** Start of Supplied data **

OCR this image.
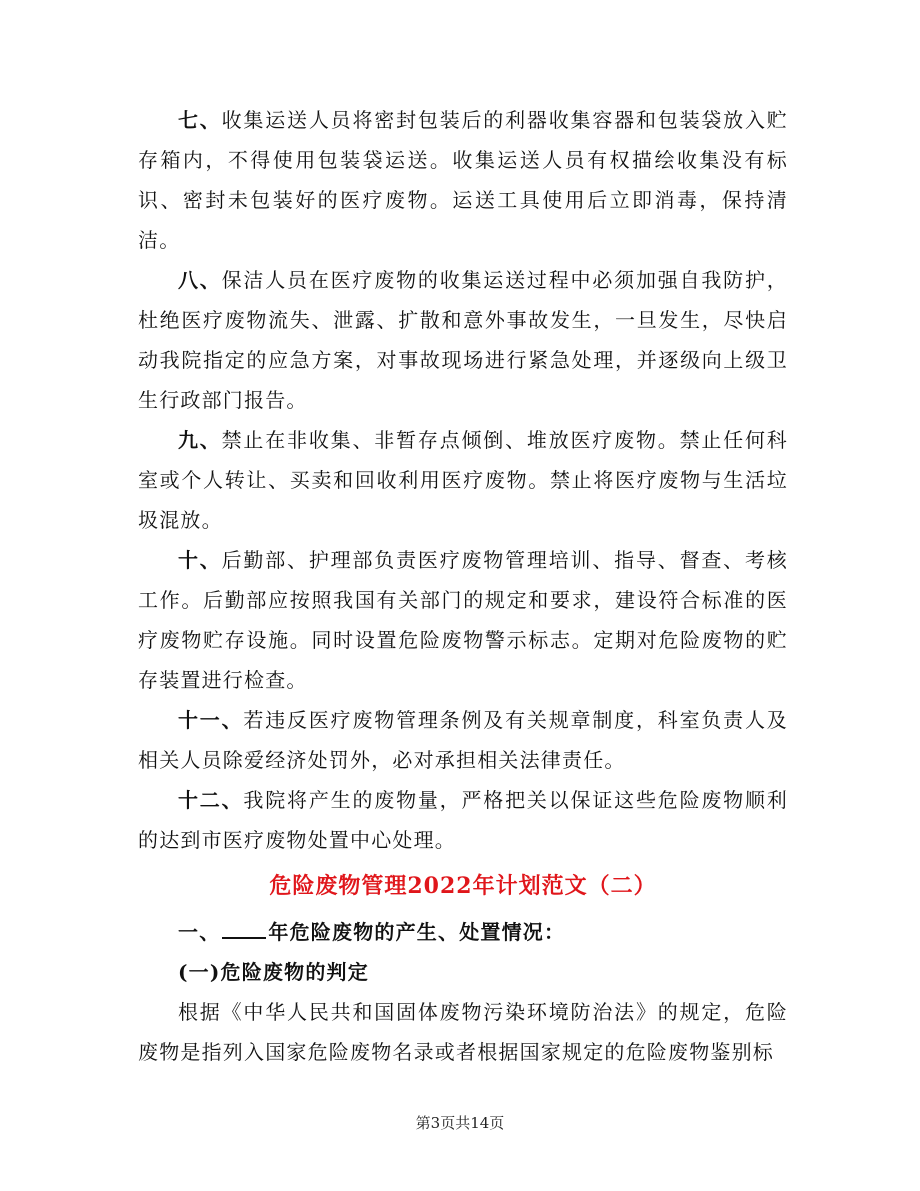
七、收集运送人员将密封包装后的利器收集容器和包装袋放入贮存箱内，不得使用包装袋运送。收集运送人员有权描绘收集没有标识、密封未包装好的医疗废物。运送工具使用后立即消毒，保持清洁。

八、保洁人员在医疗废物的收集运送过程中必须加强自我防护，杜绝医疗废物流失、泄露、扩散和意外事故发生，一旦发生，尽快启动我院指定的应急方案，对事故现场进行紧急处理，并逐级向上级卫生行政部门报告。

九、禁止在非收集、非暂存点倾倒、堆放医疗废物。禁止任何科室或个人转让、买卖和回收利用医疗废物。禁止将医疗废物与生活垃圾混放。

十、后勤部、护理部负责医疗废物管理培训、指导、督查、考核工作。后勤部应按照我国有关部门的规定和要求，建设符合标准的医疗废物贮存设施。同时设置危险废物警示标志。定期对危险废物的贮存装置进行检查。

十一、若违反医疗废物管理条例及有关规章制度，科室负责人及相关人员除爱经济处罚外，必对承担相关法律责任。

十二、我院将产生的废物量，严格把关以保证这些危险废物顺利的达到市医疗废物处置中心处理。

危险废物管理2022年计划范文（二）

一、 年危险废物的产生、处置情况：

(一)危险废物的判定

根据《中华人民共和国固体废物污染环境防治法》的规定，危险废物是指列入国家危险废物名录或者根据国家规定的危险废物鉴别标

第3页共14页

** End of Supplied data **

▸ The exercise: Leave the images out, please, and restate each line word for word.

▸ Problem solution:
OCR this image.
七、收集运送人员将密封包装后的利器收集容器和包装袋放入贮存箱内，不得使用包装袋运送。收集运送人员有权描绘收集没有标识、密封未包装好的医疗废物。运送工具使用后立即消毒，保持清洁。

八、保洁人员在医疗废物的收集运送过程中必须加强自我防护，杜绝医疗废物流失、泄露、扩散和意外事故发生，一旦发生，尽快启动我院指定的应急方案，对事故现场进行紧急处理，并逐级向上级卫生行政部门报告。

九、禁止在非收集、非暂存点倾倒、堆放医疗废物。禁止任何科室或个人转让、买卖和回收利用医疗废物。禁止将医疗废物与生活垃圾混放。

十、后勤部、护理部负责医疗废物管理培训、指导、督查、考核工作。后勤部应按照我国有关部门的规定和要求，建设符合标准的医疗废物贮存设施。同时设置危险废物警示标志。定期对危险废物的贮存装置进行检查。

十一、若违反医疗废物管理条例及有关规章制度，科室负责人及相关人员除爱经济处罚外，必对承担相关法律责任。

十二、我院将产生的废物量，严格把关以保证这些危险废物顺利的达到市医疗废物处置中心处理。

危险废物管理2022年计划范文（二）

一、 年危险废物的产生、处置情况：

(一)危险废物的判定

根据《中华人民共和国固体废物污染环境防治法》的规定，危险废物是指列入国家危险废物名录或者根据国家规定的危险废物鉴别标

第3页共14页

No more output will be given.